» **Aim of the exercise**:
For every line in the records that has the word "content", make a copy.

· · · · · · ·

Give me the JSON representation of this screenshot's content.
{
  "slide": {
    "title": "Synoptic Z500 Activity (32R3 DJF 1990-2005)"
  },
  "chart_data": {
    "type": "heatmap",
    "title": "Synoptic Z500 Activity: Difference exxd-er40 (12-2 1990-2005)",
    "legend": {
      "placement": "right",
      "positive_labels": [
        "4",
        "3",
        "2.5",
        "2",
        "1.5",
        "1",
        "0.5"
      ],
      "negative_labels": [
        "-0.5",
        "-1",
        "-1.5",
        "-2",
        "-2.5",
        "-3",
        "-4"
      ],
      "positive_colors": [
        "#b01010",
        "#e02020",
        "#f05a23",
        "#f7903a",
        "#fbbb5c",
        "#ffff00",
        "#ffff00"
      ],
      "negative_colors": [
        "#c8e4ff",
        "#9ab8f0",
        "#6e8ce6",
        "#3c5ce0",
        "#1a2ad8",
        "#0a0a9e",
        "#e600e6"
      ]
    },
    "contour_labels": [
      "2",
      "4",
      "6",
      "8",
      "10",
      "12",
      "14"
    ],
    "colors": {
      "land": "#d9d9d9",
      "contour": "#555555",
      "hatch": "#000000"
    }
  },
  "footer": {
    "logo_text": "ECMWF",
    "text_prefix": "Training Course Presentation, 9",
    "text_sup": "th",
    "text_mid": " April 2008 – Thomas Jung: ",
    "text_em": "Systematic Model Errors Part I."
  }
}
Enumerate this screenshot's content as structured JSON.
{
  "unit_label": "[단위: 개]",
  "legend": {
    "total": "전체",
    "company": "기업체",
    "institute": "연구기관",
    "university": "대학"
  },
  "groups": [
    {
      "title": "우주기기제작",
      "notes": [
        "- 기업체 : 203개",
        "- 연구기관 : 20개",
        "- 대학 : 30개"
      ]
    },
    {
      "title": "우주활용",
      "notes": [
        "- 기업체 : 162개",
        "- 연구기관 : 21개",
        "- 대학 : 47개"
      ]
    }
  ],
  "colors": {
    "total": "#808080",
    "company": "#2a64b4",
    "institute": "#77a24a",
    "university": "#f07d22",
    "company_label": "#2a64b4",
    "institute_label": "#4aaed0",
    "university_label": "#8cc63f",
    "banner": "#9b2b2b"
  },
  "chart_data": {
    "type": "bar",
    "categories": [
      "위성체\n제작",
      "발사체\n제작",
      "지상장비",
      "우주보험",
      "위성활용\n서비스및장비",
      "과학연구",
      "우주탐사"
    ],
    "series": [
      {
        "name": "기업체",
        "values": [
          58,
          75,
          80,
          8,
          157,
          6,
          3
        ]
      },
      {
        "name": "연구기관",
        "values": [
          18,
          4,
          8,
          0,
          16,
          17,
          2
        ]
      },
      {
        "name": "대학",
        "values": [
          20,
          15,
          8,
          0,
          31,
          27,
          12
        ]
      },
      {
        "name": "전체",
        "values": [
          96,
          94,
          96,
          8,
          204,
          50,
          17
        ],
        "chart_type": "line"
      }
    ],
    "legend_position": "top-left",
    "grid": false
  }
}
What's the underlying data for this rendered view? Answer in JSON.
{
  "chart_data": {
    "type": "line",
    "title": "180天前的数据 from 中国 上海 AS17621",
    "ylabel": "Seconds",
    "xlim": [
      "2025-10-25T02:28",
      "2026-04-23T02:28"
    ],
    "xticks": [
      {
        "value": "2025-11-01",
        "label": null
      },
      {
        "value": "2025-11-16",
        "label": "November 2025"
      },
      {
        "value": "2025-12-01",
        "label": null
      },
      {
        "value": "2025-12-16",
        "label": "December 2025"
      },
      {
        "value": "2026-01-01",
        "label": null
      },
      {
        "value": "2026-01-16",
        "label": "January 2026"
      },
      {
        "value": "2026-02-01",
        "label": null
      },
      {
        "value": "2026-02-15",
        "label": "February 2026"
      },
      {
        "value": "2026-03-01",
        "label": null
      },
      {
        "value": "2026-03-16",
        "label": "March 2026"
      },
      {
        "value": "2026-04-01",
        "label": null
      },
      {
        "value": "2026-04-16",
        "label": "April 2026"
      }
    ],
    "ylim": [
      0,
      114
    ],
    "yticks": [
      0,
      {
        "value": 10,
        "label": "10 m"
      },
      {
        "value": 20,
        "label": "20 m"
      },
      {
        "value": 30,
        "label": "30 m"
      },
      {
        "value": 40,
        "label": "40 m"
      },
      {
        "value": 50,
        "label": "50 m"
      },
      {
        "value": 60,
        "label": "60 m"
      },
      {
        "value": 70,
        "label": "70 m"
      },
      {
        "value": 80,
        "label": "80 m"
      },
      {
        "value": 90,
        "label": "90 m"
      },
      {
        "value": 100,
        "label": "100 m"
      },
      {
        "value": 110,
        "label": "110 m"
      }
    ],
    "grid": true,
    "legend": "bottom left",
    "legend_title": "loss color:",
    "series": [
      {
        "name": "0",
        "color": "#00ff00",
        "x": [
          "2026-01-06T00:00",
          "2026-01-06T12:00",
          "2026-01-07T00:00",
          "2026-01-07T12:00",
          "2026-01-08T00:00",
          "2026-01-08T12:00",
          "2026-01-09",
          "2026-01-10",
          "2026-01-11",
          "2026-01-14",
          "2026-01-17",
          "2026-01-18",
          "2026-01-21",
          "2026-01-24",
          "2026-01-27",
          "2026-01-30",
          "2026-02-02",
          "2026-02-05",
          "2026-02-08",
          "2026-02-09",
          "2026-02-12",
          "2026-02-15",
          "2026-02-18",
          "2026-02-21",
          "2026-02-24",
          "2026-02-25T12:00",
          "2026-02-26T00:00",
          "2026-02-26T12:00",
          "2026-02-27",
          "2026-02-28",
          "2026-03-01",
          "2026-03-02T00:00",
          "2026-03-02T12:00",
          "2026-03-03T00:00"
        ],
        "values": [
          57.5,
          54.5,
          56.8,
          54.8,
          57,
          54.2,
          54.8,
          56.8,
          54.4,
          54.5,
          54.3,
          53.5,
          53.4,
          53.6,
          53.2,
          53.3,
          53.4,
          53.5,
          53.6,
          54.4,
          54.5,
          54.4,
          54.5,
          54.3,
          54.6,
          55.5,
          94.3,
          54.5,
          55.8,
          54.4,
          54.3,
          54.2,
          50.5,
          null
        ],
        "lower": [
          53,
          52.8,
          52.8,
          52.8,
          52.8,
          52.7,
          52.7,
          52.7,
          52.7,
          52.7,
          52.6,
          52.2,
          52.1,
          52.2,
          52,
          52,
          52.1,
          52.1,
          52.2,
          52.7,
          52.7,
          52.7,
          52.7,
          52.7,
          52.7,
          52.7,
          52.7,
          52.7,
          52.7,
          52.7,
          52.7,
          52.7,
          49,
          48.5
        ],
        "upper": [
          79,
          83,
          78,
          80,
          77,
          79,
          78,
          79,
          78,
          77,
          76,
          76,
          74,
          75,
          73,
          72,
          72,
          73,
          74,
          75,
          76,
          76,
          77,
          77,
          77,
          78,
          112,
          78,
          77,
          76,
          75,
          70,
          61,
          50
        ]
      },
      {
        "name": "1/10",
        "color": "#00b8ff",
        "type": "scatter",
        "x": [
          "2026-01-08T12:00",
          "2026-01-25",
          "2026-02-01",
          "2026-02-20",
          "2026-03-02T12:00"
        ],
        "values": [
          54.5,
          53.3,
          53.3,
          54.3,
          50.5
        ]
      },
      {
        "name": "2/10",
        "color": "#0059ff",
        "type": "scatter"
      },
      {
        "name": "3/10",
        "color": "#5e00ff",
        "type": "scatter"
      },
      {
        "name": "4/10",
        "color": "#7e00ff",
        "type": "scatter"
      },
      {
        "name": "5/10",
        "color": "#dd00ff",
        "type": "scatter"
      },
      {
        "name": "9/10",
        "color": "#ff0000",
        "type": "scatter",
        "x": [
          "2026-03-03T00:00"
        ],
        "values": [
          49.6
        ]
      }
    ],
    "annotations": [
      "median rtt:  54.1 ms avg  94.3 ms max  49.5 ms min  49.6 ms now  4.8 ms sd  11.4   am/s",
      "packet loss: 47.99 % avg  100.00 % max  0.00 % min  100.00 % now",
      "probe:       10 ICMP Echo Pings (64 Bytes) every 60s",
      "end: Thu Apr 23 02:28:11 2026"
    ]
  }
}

· · · · · · ·

» **Written answer**:
Give me the JSON representation of this screenshot's content.
Enumerate this screenshot's content as structured JSON.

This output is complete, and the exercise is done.